● TEXTO FORNECIDO:
2010/04/23

O Amor e a Pessoa Certa: Parte II - Sobre a Pessoa Certa

Assumindo que quem está a ler estas linhas leu o meu post anterior, presumo que saibam o que eu escrevi lá sobre o "amor". Se não leram ainda, vão ler. Vá, eu espero.


Existe, realmente, a "pessoa certa". Se existe uma tríade do amor (intimidade-compromisso-paixão), e se essa tríade representa o amor numa qualquer forma mais verdadeira, então assumo que a pessoa por quem se assume esse tipo de amor é a designada "pessoa certa". Muitas vezes dizemos, nós seres humanos, que encontrámos uma pessoa, mas que acabou por não ser a certa e nos desiludiu imenso. Seja por infidelidade ou por problemas de cama. Considero isto errado. A pessoa era a certa; quem se queixa da desilusão é que não era a pessoa certa para quem quem deu problemas.

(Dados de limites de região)

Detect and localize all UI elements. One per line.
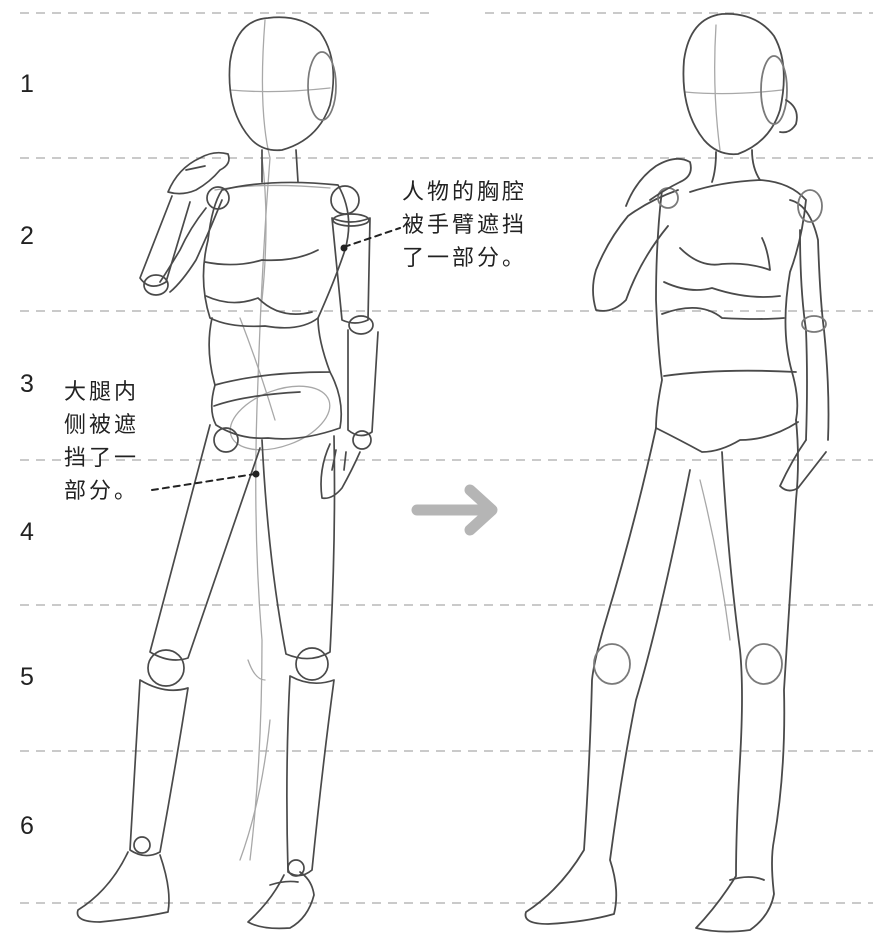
thigh-callout-leader [151,473,256,491]
mannequin-left-upper-arm [331,217,371,324]
refined-figure [524,13,830,933]
chest-note-line-2: 被手臂遮挡 [402,213,528,238]
row-number-4: 4 [20,518,34,546]
chest-occlusion-note: 人物的胸腔 被手臂遮挡 了一部分。 [402,176,527,275]
right-arrow-icon [411,484,498,536]
mannequin-left-forearm [347,329,379,437]
mannequin-figure [76,16,401,930]
refined-left-hand [779,439,827,492]
thigh-note-line-4: 部分。 [64,479,140,504]
mannequin-right-shin [129,679,189,857]
refined-torso [689,179,807,421]
refined-head [682,13,785,156]
proportion-guide-lines [20,12,873,904]
callout-leaders [151,227,401,491]
mannequin-left-foot [247,871,315,930]
row-number-1: 1 [20,70,34,98]
chest-callout-leader [343,227,401,248]
refined-right-hand [625,157,692,207]
chest-note-line-1: 人物的胸腔 [402,180,528,205]
thigh-note-line-3: 挡了一 [64,446,140,471]
row-number-2: 2 [20,222,34,250]
mannequin-construction-lines [214,19,331,861]
refined-left-arm [789,199,830,441]
row-number-3: 3 [20,370,34,398]
refined-right-leg [524,427,691,925]
refined-right-arm [592,189,679,312]
row-number-6: 6 [20,812,34,840]
mannequin-chest [202,181,350,329]
row-number-5: 5 [20,663,34,691]
mannequin-left-shin [286,675,335,877]
refined-outline [524,13,830,933]
thigh-note-line-2: 侧被遮 [64,413,140,438]
mannequin-right-hand [167,151,230,195]
refined-left-leg [695,419,799,933]
mannequin-right-forearm [139,195,191,287]
refined-construction-lines [684,24,783,641]
refined-pelvis [655,421,799,453]
mannequin-right-thigh [149,424,261,661]
mannequin-head [228,16,335,152]
mannequin-left-thigh [261,435,336,660]
thigh-note-line-1: 大腿内 [64,380,140,405]
chest-note-line-3: 了一部分。 [402,246,528,271]
mannequin-right-foot [76,851,170,923]
mannequin-outline [76,16,379,930]
mannequin-right-upper-arm [159,199,223,293]
thigh-occlusion-note: 大腿内 侧被遮 挡了一 部分。 [64,376,139,508]
mannequin-left-hand [320,443,361,500]
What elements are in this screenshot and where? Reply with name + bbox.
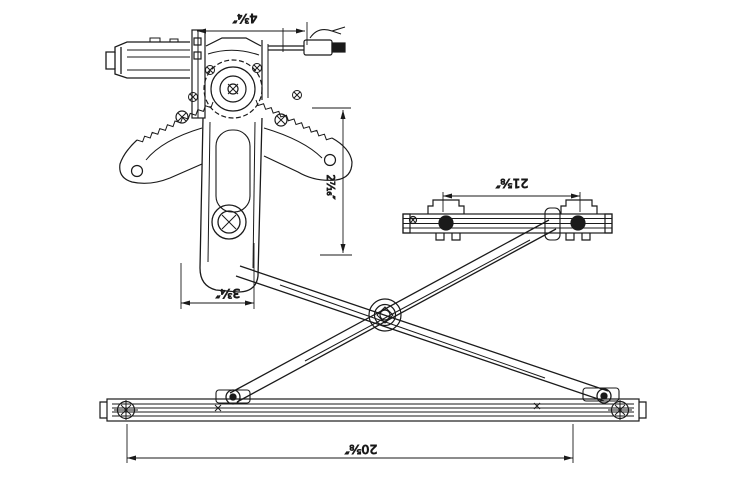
- rail-end-bolt-left: [114, 400, 138, 420]
- dimension-label-bottom-rail-width: 20⅝″: [344, 442, 377, 457]
- gear-rack-left: [136, 101, 214, 143]
- gear-rack-right: [255, 99, 333, 141]
- dimension-bottom-rail-width: 20⅝″: [126, 424, 574, 463]
- dimension-label-top-width: 4¾″: [232, 11, 257, 26]
- cross-arm: [215, 207, 561, 405]
- dimension-arm-base-width: 3¾″: [180, 243, 255, 309]
- dimension-label-sash-channel-width: 21⅝″: [495, 176, 528, 191]
- upper-sash-channel: [402, 199, 613, 241]
- main-arm: [235, 265, 620, 404]
- center-pivot: [368, 298, 402, 332]
- slider-roller-right: [570, 215, 586, 231]
- wiring-connector-plug: [268, 26, 346, 56]
- slider-roller-left: [438, 215, 454, 231]
- dimension-pivot-height: 2⁷⁄₁₆″: [312, 107, 352, 256]
- gear-drive-housing: [191, 28, 284, 119]
- dimension-top-width: 4¾″: [197, 11, 308, 45]
- gear-drum: [203, 59, 263, 119]
- dimension-sash-channel-width: 21⅝″: [442, 176, 581, 212]
- electric-motor: [105, 37, 190, 79]
- sector-gear-plate: [119, 99, 353, 184]
- housing-screws: [188, 63, 302, 102]
- rail-end-bolt-right: [608, 400, 632, 420]
- bottom-rail: [99, 398, 647, 422]
- dimension-label-pivot-height: 2⁷⁄₁₆″: [324, 175, 336, 200]
- lift-arm: [199, 117, 263, 293]
- dimension-label-arm-base-width: 3¾″: [215, 286, 240, 301]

● INSTRUÇÃO DADA:
Atualize o trecho do texto sobre o amor e a pessoa certa que começa em "O Amor e a Pessoa" e termina em "Vá, eu espero.", reescrevendo-o com "post anterior" trocado por "artigo anterior". Use somente o texto como fonte.

● RESPOSTA ESPERADA:
O Amor e a Pessoa Certa: Parte II - Sobre a Pessoa Certa

Assumindo que quem está a ler estas linhas leu o meu artigo anterior, presumo que saibam o que eu escrevi lá sobre o "amor". Se não leram ainda, vão ler. Vá, eu espero.